**WHAT THE EXERCISE ASKS**: Among the lines below, count those with "will". Give the total alone.

[Start ENTRIES PROVIDED]

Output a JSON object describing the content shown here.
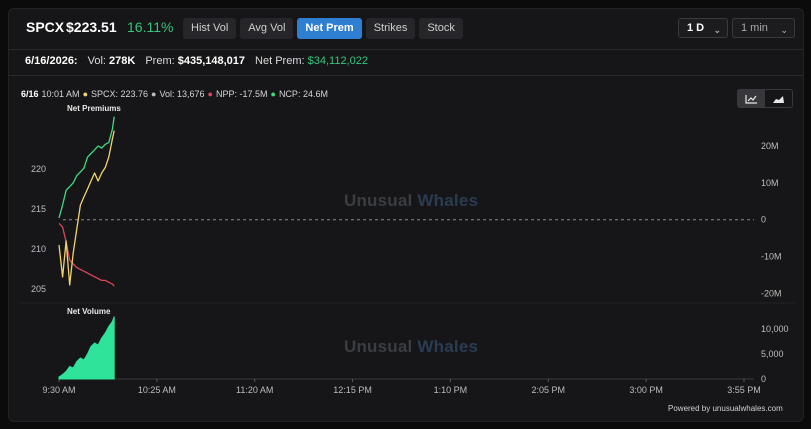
{
  "header": {
    "ticker": "SPCX",
    "price": "$223.51",
    "change_pct": "16.11%",
    "tabs": [
      {
        "label": "Hist Vol",
        "active": false
      },
      {
        "label": "Avg Vol",
        "active": false
      },
      {
        "label": "Net Prem",
        "active": true
      },
      {
        "label": "Strikes",
        "active": false
      },
      {
        "label": "Stock",
        "active": false
      }
    ],
    "range_select": "1 D",
    "interval_select": "1 min"
  },
  "stats": {
    "date": "6/16/2026:",
    "vol_label": "Vol:",
    "vol_value": "278K",
    "prem_label": "Prem:",
    "prem_value": "$435,148,017",
    "net_prem_label": "Net Prem:",
    "net_prem_value": "$34,112,022"
  },
  "legend": {
    "date": "6/16",
    "time": "10:01 AM",
    "spcx": "SPCX: 223.76",
    "vol": "Vol: 13,676",
    "npp": "NPP: -17.5M",
    "ncp": "NCP: 24.6M"
  },
  "panels": {
    "premiums_title": "Net Premiums",
    "volume_title": "Net Volume",
    "watermark_a": "Unusual",
    "watermark_b": "Whales",
    "powered_by": "Powered by unusualwhales.com"
  },
  "colors": {
    "ncp": "#3ddc84",
    "npp": "#e0455a",
    "price": "#f2d36b",
    "volume": "#2fe39a",
    "accent": "#2e7fd1"
  },
  "chart_data": {
    "type": "line",
    "x_ticks": [
      "9:30 AM",
      "10:25 AM",
      "11:20 AM",
      "12:15 PM",
      "1:10 PM",
      "2:05 PM",
      "3:00 PM",
      "3:55 PM"
    ],
    "price_axis": {
      "ticks": [
        205,
        210,
        215,
        220
      ],
      "range": [
        204,
        227
      ]
    },
    "premium_axis": {
      "ticks": [
        "20M",
        "10M",
        "0",
        "-10M",
        "-20M"
      ],
      "values": [
        20,
        10,
        0,
        -10,
        -20
      ],
      "range": [
        -21,
        29
      ]
    },
    "volume_axis": {
      "ticks": [
        "10,000",
        "5,000",
        "0"
      ],
      "values": [
        10000,
        5000,
        0
      ],
      "range": [
        0,
        13000
      ]
    },
    "minutes": [
      0,
      2,
      4,
      6,
      8,
      10,
      12,
      14,
      16,
      18,
      20,
      22,
      24,
      26,
      28,
      30,
      31
    ],
    "series": [
      {
        "name": "NCP",
        "unit": "M",
        "values": [
          0.5,
          4,
          8,
          9,
          10,
          12,
          13,
          14,
          17,
          18,
          19,
          20,
          19.5,
          20.5,
          21,
          24.6,
          28
        ]
      },
      {
        "name": "NPP",
        "unit": "M",
        "values": [
          -1,
          -2,
          -6,
          -11,
          -12,
          -13,
          -13.5,
          -14,
          -14.5,
          -15,
          -15.5,
          -16,
          -16.5,
          -16.5,
          -17,
          -17.5,
          -18
        ]
      },
      {
        "name": "SPCX",
        "values": [
          210.5,
          206.5,
          211,
          205.5,
          209.5,
          212.5,
          215.5,
          216.5,
          217.5,
          218.5,
          219.5,
          218.5,
          219.5,
          220.2,
          221.5,
          223.76,
          224.8
        ]
      }
    ],
    "volume": [
      400,
      900,
      1500,
      2500,
      2200,
      3500,
      4200,
      3800,
      5000,
      6500,
      7200,
      6800,
      8200,
      9200,
      10500,
      11500,
      12500
    ]
  }
}
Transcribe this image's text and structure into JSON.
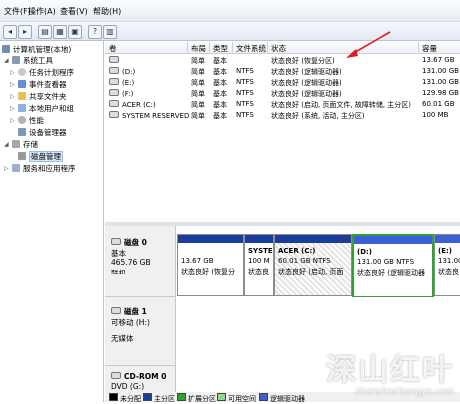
{
  "menu": [
    "文件(F)",
    "操作(A)",
    "查看(V)",
    "帮助(H)"
  ],
  "tree": {
    "root": "计算机管理(本地)",
    "system_tools": "系统工具",
    "task_scheduler": "任务计划程序",
    "event_viewer": "事件查看器",
    "shared_folders": "共享文件夹",
    "local_users": "本地用户和组",
    "performance": "性能",
    "device_manager": "设备管理器",
    "storage": "存储",
    "disk_management": "磁盘管理",
    "services_apps": "服务和应用程序"
  },
  "volumes": {
    "headers": [
      "卷",
      "布局",
      "类型",
      "文件系统",
      "状态",
      "容量"
    ],
    "rows": [
      [
        "",
        "简单",
        "基本",
        "",
        "状态良好 (恢复分区)",
        "13.67 GB"
      ],
      [
        "(D:)",
        "简单",
        "基本",
        "NTFS",
        "状态良好 (逻辑驱动器)",
        "131.00 GB"
      ],
      [
        "(E:)",
        "简单",
        "基本",
        "NTFS",
        "状态良好 (逻辑驱动器)",
        "131.00 GB"
      ],
      [
        "(F:)",
        "简单",
        "基本",
        "NTFS",
        "状态良好 (逻辑驱动器)",
        "129.98 GB"
      ],
      [
        "ACER (C:)",
        "简单",
        "基本",
        "NTFS",
        "状态良好 (启动, 页面文件, 故障转储, 主分区)",
        "60.01 GB"
      ],
      [
        "SYSTEM RESERVED",
        "简单",
        "基本",
        "NTFS",
        "状态良好 (系统, 活动, 主分区)",
        "100 MB"
      ]
    ]
  },
  "disk0": {
    "name": "磁盘 0",
    "type": "基本",
    "size": "465.76 GB",
    "status": "联机",
    "partitions": [
      {
        "title": "",
        "line1": "13.67 GB",
        "line2": "状态良好 (恢复分"
      },
      {
        "title": "SYSTE",
        "line1": "100 M",
        "line2": "状态良"
      },
      {
        "title": "ACER (C:)",
        "line1": "60.01 GB NTFS",
        "line2": "状态良好 (启动, 页面"
      },
      {
        "title": "(D:)",
        "line1": "131.00 GB NTFS",
        "line2": "状态良好 (逻辑驱动器"
      },
      {
        "title": "(E:)",
        "line1": "131.00",
        "line2": "状态良"
      }
    ]
  },
  "disk1": {
    "name": "磁盘 1",
    "type": "可移动 (H:)",
    "status": "无媒体"
  },
  "cdrom": {
    "name": "CD-ROM 0",
    "type": "DVD (G:)"
  },
  "legend": [
    {
      "label": "未分配",
      "color": "#000000"
    },
    {
      "label": "主分区",
      "color": "#1a3d9c"
    },
    {
      "label": "扩展分区",
      "color": "#2fa32f"
    },
    {
      "label": "可用空间",
      "color": "#8fd88f"
    },
    {
      "label": "逻辑驱动器",
      "color": "#3b5fd9"
    }
  ],
  "watermark": {
    "big": "深山红叶",
    "small": "shenshanhongye.com"
  }
}
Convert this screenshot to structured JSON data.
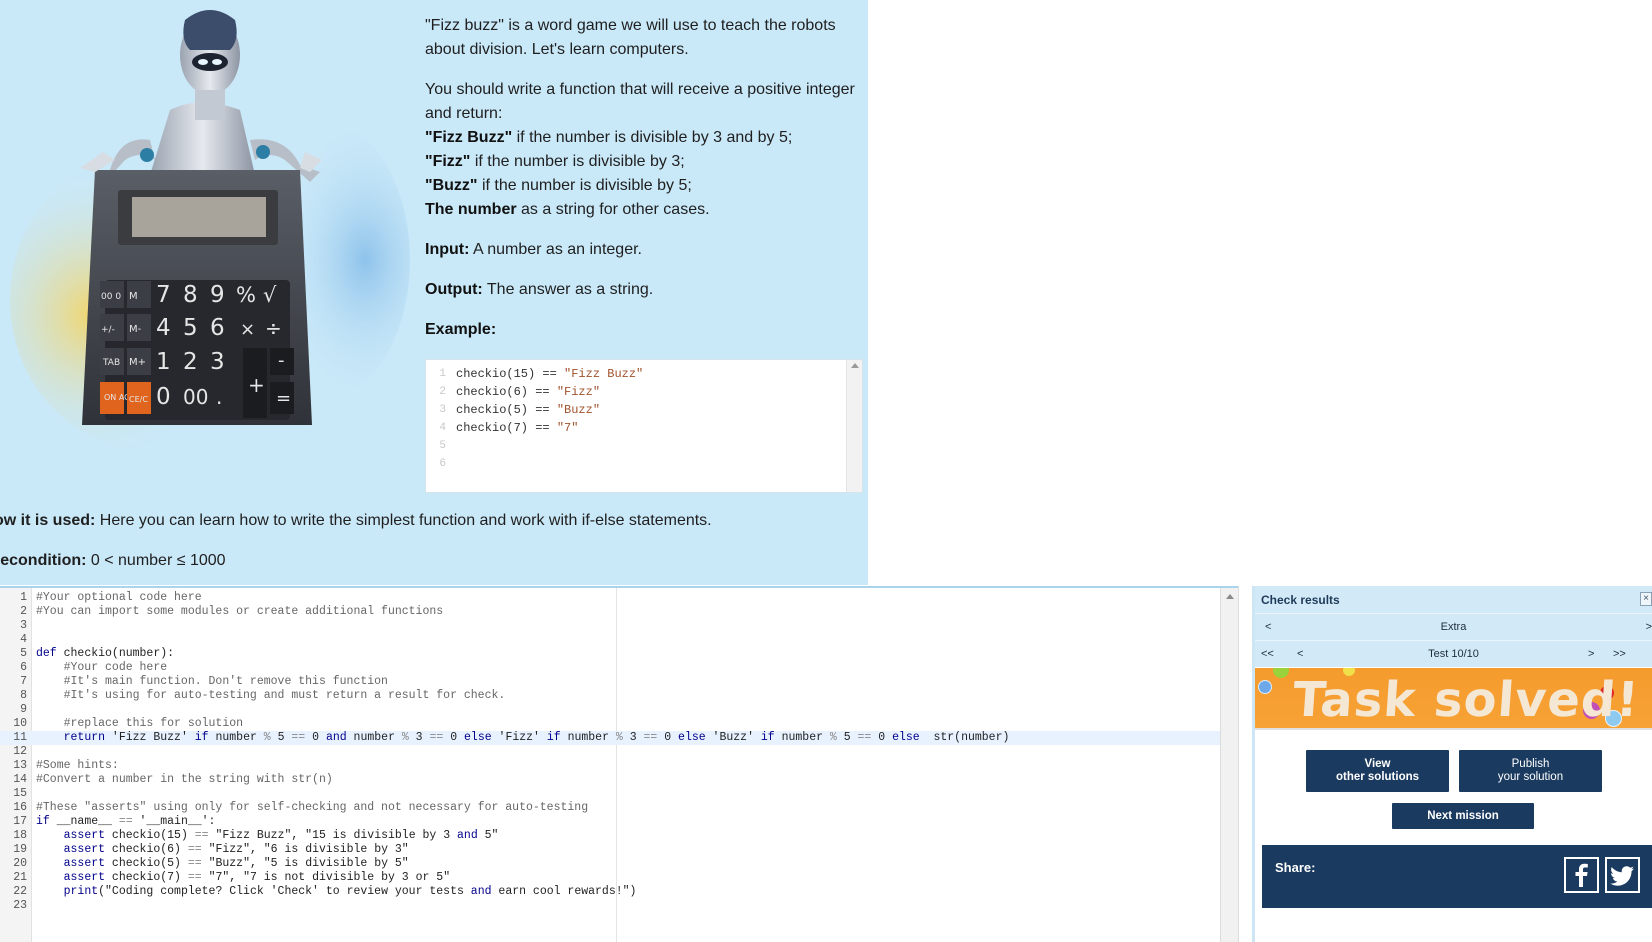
{
  "description": {
    "intro": "\"Fizz buzz\" is a word game we will use to teach the robots about division. Let's learn computers.",
    "task": "You should write a function that will receive a positive integer and return:",
    "rules": [
      {
        "bold": "\"Fizz Buzz\"",
        "rest": " if the number is divisible by 3 and by 5;"
      },
      {
        "bold": "\"Fizz\"",
        "rest": " if the number is divisible by 3;"
      },
      {
        "bold": "\"Buzz\"",
        "rest": " if the number is divisible by 5;"
      },
      {
        "bold": "The number",
        "rest": " as a string for other cases."
      }
    ],
    "input_label": "Input:",
    "input_text": " A number as an integer.",
    "output_label": "Output:",
    "output_text": " The answer as a string.",
    "example_label": "Example:",
    "how_label": "ow it is used:",
    "how_text": " Here you can learn how to write the simplest function and work with if-else statements.",
    "pre_label": "recondition:",
    "pre_text": " 0 < number ≤ 1000"
  },
  "calculator": {
    "keys_row1": [
      "00 0",
      "M R C",
      "7",
      "8",
      "9",
      "%",
      "√"
    ],
    "keys_row2": [
      "+/-",
      "M-",
      "4",
      "5",
      "6",
      "×",
      "÷"
    ],
    "keys_row3": [
      "TAB",
      "M+",
      "1",
      "2",
      "3",
      "+",
      "-"
    ],
    "keys_row4": [
      "ON AC",
      "CE/C",
      "0",
      "00",
      ".",
      "="
    ]
  },
  "example_code": [
    {
      "n": "1",
      "pre": "checkio(15) == ",
      "str": "\"Fizz Buzz\""
    },
    {
      "n": "2",
      "pre": "checkio(6) == ",
      "str": "\"Fizz\""
    },
    {
      "n": "3",
      "pre": "checkio(5) == ",
      "str": "\"Buzz\""
    },
    {
      "n": "4",
      "pre": "checkio(7) == ",
      "str": "\"7\""
    },
    {
      "n": "5",
      "pre": "",
      "str": ""
    },
    {
      "n": "6",
      "pre": "",
      "str": ""
    }
  ],
  "editor": {
    "lines": [
      {
        "n": "1",
        "code": "#Your optional code here"
      },
      {
        "n": "2",
        "code": "#You can import some modules or create additional functions"
      },
      {
        "n": "3",
        "code": ""
      },
      {
        "n": "4",
        "code": ""
      },
      {
        "n": "5",
        "code": "def checkio(number):"
      },
      {
        "n": "6",
        "code": "    #Your code here"
      },
      {
        "n": "7",
        "code": "    #It's main function. Don't remove this function"
      },
      {
        "n": "8",
        "code": "    #It's using for auto-testing and must return a result for check."
      },
      {
        "n": "9",
        "code": ""
      },
      {
        "n": "10",
        "code": "    #replace this for solution"
      },
      {
        "n": "11",
        "code": "    return 'Fizz Buzz' if number % 5 == 0 and number % 3 == 0 else 'Fizz' if number % 3 == 0 else 'Buzz' if number % 5 == 0 else  str(number)"
      },
      {
        "n": "12",
        "code": ""
      },
      {
        "n": "13",
        "code": "#Some hints:"
      },
      {
        "n": "14",
        "code": "#Convert a number in the string with str(n)"
      },
      {
        "n": "15",
        "code": ""
      },
      {
        "n": "16",
        "code": "#These \"asserts\" using only for self-checking and not necessary for auto-testing"
      },
      {
        "n": "17",
        "code": "if __name__ == '__main__':"
      },
      {
        "n": "18",
        "code": "    assert checkio(15) == \"Fizz Buzz\", \"15 is divisible by 3 and 5\""
      },
      {
        "n": "19",
        "code": "    assert checkio(6) == \"Fizz\", \"6 is divisible by 3\""
      },
      {
        "n": "20",
        "code": "    assert checkio(5) == \"Buzz\", \"5 is divisible by 5\""
      },
      {
        "n": "21",
        "code": "    assert checkio(7) == \"7\", \"7 is not divisible by 3 or 5\""
      },
      {
        "n": "22",
        "code": "    print(\"Coding complete? Click 'Check' to review your tests and earn cool rewards!\")"
      },
      {
        "n": "23",
        "code": ""
      }
    ],
    "active_line": 11
  },
  "results": {
    "title": "Check results",
    "close": "×",
    "category_prev": "<",
    "category": "Extra",
    "category_next": ">",
    "first": "<<",
    "prev": "<",
    "test": "Test 10/10",
    "next": ">",
    "last": ">>",
    "banner": "Task solved!",
    "view_line1": "View",
    "view_line2": "other solutions",
    "publish_line1": "Publish",
    "publish_line2": "your solution",
    "next_mission": "Next mission",
    "share": "Share:"
  },
  "colors": {
    "panel_bg": "#c9e8f8",
    "navy": "#1b3a5f",
    "banner_orange": "#f59b2e"
  },
  "icons": [
    "facebook-icon",
    "twitter-icon",
    "robot-illustration",
    "calculator-illustration"
  ]
}
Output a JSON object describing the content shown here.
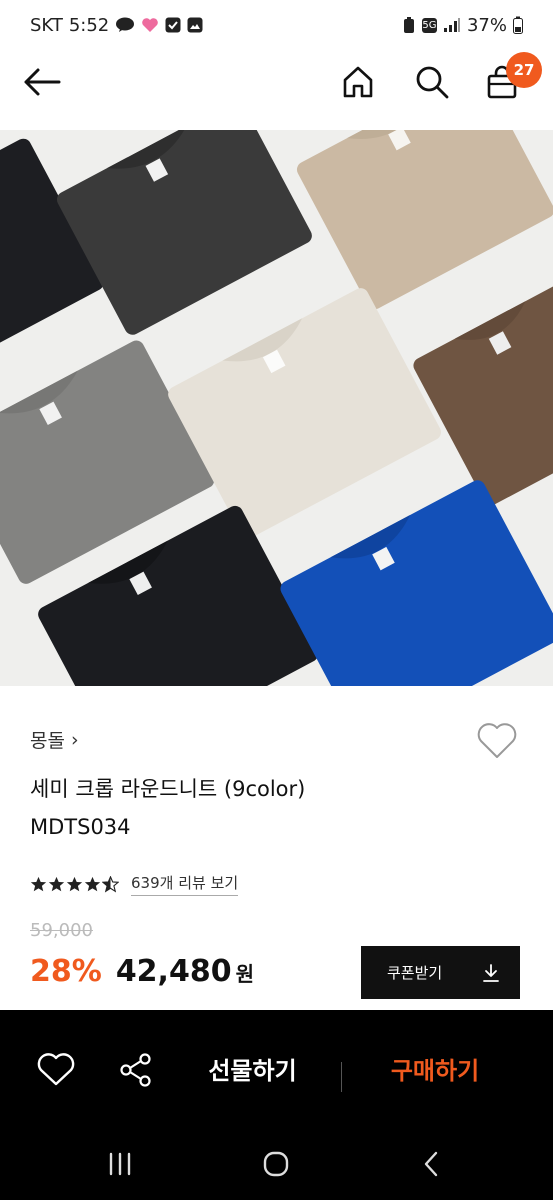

[End ENTRIES PROVIDED]

**FINAL ANSWER**: 2